● **STATED TASK**
Set down the material once more, exactly as it appears.

● **EXERCISE MATERIAL**
>> START

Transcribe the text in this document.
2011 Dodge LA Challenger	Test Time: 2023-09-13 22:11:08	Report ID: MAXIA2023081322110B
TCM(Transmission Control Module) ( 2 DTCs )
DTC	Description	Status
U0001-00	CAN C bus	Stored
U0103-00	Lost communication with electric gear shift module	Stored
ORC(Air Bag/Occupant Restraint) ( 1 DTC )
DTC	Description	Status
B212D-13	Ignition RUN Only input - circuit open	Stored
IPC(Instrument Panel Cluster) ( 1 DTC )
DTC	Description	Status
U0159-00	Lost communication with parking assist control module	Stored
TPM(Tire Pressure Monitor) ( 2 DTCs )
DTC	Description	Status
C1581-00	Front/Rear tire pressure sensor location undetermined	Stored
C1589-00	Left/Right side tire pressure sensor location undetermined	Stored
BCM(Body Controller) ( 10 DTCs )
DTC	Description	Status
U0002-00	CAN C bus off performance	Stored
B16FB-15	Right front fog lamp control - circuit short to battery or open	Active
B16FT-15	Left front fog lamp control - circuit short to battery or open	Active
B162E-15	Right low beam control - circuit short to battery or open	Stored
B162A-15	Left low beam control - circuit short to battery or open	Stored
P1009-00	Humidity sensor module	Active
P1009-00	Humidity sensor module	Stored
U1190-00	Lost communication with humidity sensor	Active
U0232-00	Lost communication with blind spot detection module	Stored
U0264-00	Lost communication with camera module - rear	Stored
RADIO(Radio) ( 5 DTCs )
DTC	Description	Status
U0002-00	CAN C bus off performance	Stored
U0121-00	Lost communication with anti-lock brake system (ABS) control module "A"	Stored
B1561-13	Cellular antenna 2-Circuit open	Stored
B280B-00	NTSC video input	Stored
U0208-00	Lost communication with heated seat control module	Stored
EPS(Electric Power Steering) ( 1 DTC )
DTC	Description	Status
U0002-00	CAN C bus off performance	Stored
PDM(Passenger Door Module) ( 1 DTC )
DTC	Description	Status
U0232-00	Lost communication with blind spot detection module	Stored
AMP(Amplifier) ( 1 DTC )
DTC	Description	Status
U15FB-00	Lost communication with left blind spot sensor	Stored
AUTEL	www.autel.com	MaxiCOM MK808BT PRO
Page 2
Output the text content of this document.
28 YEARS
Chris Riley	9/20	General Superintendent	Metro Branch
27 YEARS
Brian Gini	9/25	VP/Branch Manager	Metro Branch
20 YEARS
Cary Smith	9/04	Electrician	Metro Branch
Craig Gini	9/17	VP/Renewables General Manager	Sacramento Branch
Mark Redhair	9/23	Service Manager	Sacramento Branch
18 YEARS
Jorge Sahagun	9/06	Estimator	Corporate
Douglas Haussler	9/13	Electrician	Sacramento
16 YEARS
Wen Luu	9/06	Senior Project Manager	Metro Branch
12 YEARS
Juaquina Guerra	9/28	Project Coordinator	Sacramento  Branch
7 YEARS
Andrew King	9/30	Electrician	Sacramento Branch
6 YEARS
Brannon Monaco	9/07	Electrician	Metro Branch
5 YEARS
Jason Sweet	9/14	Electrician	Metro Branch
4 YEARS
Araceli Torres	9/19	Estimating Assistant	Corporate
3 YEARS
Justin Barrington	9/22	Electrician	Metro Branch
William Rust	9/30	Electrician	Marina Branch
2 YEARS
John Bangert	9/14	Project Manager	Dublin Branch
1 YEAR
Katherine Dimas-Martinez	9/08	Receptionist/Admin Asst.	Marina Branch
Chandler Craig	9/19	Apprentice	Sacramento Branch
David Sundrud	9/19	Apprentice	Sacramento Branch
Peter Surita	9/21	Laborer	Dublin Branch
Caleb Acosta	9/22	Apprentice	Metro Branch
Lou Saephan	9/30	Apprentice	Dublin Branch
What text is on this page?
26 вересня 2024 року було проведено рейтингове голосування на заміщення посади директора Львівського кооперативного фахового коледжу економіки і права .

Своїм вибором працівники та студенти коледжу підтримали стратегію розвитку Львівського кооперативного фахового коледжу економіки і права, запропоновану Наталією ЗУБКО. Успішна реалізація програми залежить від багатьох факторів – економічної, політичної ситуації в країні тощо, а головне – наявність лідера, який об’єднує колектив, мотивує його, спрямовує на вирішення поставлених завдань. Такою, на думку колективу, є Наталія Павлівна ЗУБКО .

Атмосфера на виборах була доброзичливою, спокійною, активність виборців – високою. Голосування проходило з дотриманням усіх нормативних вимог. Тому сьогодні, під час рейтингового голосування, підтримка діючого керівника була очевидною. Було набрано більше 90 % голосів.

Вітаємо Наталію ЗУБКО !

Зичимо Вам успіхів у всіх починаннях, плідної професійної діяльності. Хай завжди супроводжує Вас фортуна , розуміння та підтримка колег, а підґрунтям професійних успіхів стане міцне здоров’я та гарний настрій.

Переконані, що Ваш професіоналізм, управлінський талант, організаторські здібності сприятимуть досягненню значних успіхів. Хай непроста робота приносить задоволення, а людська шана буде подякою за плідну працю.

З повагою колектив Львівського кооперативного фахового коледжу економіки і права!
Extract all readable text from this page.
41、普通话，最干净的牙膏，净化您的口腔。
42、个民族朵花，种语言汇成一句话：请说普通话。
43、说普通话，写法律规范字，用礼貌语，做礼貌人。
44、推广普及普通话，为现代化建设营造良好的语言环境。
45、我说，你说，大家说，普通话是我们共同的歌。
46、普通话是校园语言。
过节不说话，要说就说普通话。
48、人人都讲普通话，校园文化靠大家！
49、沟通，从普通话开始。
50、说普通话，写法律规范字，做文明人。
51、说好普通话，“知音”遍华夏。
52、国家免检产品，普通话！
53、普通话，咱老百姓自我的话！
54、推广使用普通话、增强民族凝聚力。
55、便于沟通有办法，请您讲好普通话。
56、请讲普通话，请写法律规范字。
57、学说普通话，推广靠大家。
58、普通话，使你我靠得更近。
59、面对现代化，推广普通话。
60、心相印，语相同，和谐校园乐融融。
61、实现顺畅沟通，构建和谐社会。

>> END

● **TASK SOLUTION**
Transcribe the text in this document.
2011 Dodge LA Challenger	Test Time: 2023-09-13 22:11:08	Report ID: MAXIA2023081322110B
TCM(Transmission Control Module) ( 2 DTCs )
DTC	Description	Status
U0001-00	CAN C bus	Stored
U0103-00	Lost communication with electric gear shift module	Stored
ORC(Air Bag/Occupant Restraint) ( 1 DTC )
DTC	Description	Status
B212D-13	Ignition RUN Only input - circuit open	Stored
IPC(Instrument Panel Cluster) ( 1 DTC )
DTC	Description	Status
U0159-00	Lost communication with parking assist control module	Stored
TPM(Tire Pressure Monitor) ( 2 DTCs )
DTC	Description	Status
C1581-00	Front/Rear tire pressure sensor location undetermined	Stored
C1589-00	Left/Right side tire pressure sensor location undetermined	Stored
BCM(Body Controller) ( 10 DTCs )
DTC	Description	Status
U0002-00	CAN C bus off performance	Stored
B16FB-15	Right front fog lamp control - circuit short to battery or open	Active
B16FT-15	Left front fog lamp control - circuit short to battery or open	Active
B162E-15	Right low beam control - circuit short to battery or open	Stored
B162A-15	Left low beam control - circuit short to battery or open	Stored
P1009-00	Humidity sensor module	Active
P1009-00	Humidity sensor module	Stored
U1190-00	Lost communication with humidity sensor	Active
U0232-00	Lost communication with blind spot detection module	Stored
U0264-00	Lost communication with camera module - rear	Stored
RADIO(Radio) ( 5 DTCs )
DTC	Description	Status
U0002-00	CAN C bus off performance	Stored
U0121-00	Lost communication with anti-lock brake system (ABS) control module "A"	Stored
B1561-13	Cellular antenna 2-Circuit open	Stored
B280B-00	NTSC video input	Stored
U0208-00	Lost communication with heated seat control module	Stored
EPS(Electric Power Steering) ( 1 DTC )
DTC	Description	Status
U0002-00	CAN C bus off performance	Stored
PDM(Passenger Door Module) ( 1 DTC )
DTC	Description	Status
U0232-00	Lost communication with blind spot detection module	Stored
AMP(Amplifier) ( 1 DTC )
DTC	Description	Status
U15FB-00	Lost communication with left blind spot sensor	Stored
AUTEL	www.autel.com	MaxiCOM MK808BT PRO
Page 2
Output the text content of this document.
28 YEARS
Chris Riley	9/20	General Superintendent	Metro Branch
27 YEARS
Brian Gini	9/25	VP/Branch Manager	Metro Branch
20 YEARS
Cary Smith	9/04	Electrician	Metro Branch
Craig Gini	9/17	VP/Renewables General Manager	Sacramento Branch
Mark Redhair	9/23	Service Manager	Sacramento Branch
18 YEARS
Jorge Sahagun	9/06	Estimator	Corporate
Douglas Haussler	9/13	Electrician	Sacramento
16 YEARS
Wen Luu	9/06	Senior Project Manager	Metro Branch
12 YEARS
Juaquina Guerra	9/28	Project Coordinator	Sacramento  Branch
7 YEARS
Andrew King	9/30	Electrician	Sacramento Branch
6 YEARS
Brannon Monaco	9/07	Electrician	Metro Branch
5 YEARS
Jason Sweet	9/14	Electrician	Metro Branch
4 YEARS
Araceli Torres	9/19	Estimating Assistant	Corporate
3 YEARS
Justin Barrington	9/22	Electrician	Metro Branch
William Rust	9/30	Electrician	Marina Branch
2 YEARS
John Bangert	9/14	Project Manager	Dublin Branch
1 YEAR
Katherine Dimas-Martinez	9/08	Receptionist/Admin Asst.	Marina Branch
Chandler Craig	9/19	Apprentice	Sacramento Branch
David Sundrud	9/19	Apprentice	Sacramento Branch
Peter Surita	9/21	Laborer	Dublin Branch
Caleb Acosta	9/22	Apprentice	Metro Branch
Lou Saephan	9/30	Apprentice	Dublin Branch
What text is on this page?
26 вересня 2024 року було проведено рейтингове голосування на заміщення посади директора Львівського кооперативного фахового коледжу економіки і права .

Своїм вибором працівники та студенти коледжу підтримали стратегію розвитку Львівського кооперативного фахового коледжу економіки і права, запропоновану Наталією ЗУБКО. Успішна реалізація програми залежить від багатьох факторів – економічної, політичної ситуації в країні тощо, а головне – наявність лідера, який об’єднує колектив, мотивує його, спрямовує на вирішення поставлених завдань. Такою, на думку колективу, є Наталія Павлівна ЗУБКО .

Атмосфера на виборах була доброзичливою, спокійною, активність виборців – високою. Голосування проходило з дотриманням усіх нормативних вимог. Тому сьогодні, під час рейтингового голосування, підтримка діючого керівника була очевидною. Було набрано більше 90 % голосів.

Вітаємо Наталію ЗУБКО !

Зичимо Вам успіхів у всіх починаннях, плідної професійної діяльності. Хай завжди супроводжує Вас фортуна , розуміння та підтримка колег, а підґрунтям професійних успіхів стане міцне здоров’я та гарний настрій.

Переконані, що Ваш професіоналізм, управлінський талант, організаторські здібності сприятимуть досягненню значних успіхів. Хай непроста робота приносить задоволення, а людська шана буде подякою за плідну працю.

З повагою колектив Львівського кооперативного фахового коледжу економіки і права!
Extract all readable text from this page.
41、普通话，最干净的牙膏，净化您的口腔。
42、个民族朵花，种语言汇成一句话：请说普通话。
43、说普通话，写法律规范字，用礼貌语，做礼貌人。
44、推广普及普通话，为现代化建设营造良好的语言环境。
45、我说，你说，大家说，普通话是我们共同的歌。
46、普通话是校园语言。
过节不说话，要说就说普通话。
48、人人都讲普通话，校园文化靠大家！
49、沟通，从普通话开始。
50、说普通话，写法律规范字，做文明人。
51、说好普通话，“知音”遍华夏。
52、国家免检产品，普通话！
53、普通话，咱老百姓自我的话！
54、推广使用普通话、增强民族凝聚力。
55、便于沟通有办法，请您讲好普通话。
56、请讲普通话，请写法律规范字。
57、学说普通话，推广靠大家。
58、普通话，使你我靠得更近。
59、面对现代化，推广普通话。
60、心相印，语相同，和谐校园乐融融。
61、实现顺畅沟通，构建和谐社会。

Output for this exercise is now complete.